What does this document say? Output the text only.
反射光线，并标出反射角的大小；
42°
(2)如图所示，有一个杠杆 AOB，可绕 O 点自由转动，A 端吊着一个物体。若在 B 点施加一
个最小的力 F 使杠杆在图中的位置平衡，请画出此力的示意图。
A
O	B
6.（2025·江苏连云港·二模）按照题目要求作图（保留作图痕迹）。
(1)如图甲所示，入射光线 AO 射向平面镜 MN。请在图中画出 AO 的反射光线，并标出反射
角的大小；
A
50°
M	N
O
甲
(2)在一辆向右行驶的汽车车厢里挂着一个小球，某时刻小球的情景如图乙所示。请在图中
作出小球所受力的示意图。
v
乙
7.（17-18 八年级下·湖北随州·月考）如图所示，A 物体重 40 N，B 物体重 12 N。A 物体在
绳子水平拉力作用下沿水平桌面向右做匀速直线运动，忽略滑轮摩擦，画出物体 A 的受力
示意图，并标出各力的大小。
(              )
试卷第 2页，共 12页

■ **EXERCISE**
Copy all the lines above that hold the string "如图所示".

■ **WRITTEN RESPONSE**
(2)如图所示，有一个杠杆 AOB，可绕 O 点自由转动，A 端吊着一个物体。若在 B 点施加一
7.（17-18 八年级下·湖北随州·月考）如图所示，A 物体重 40 N，B 物体重 12 N。A 物体在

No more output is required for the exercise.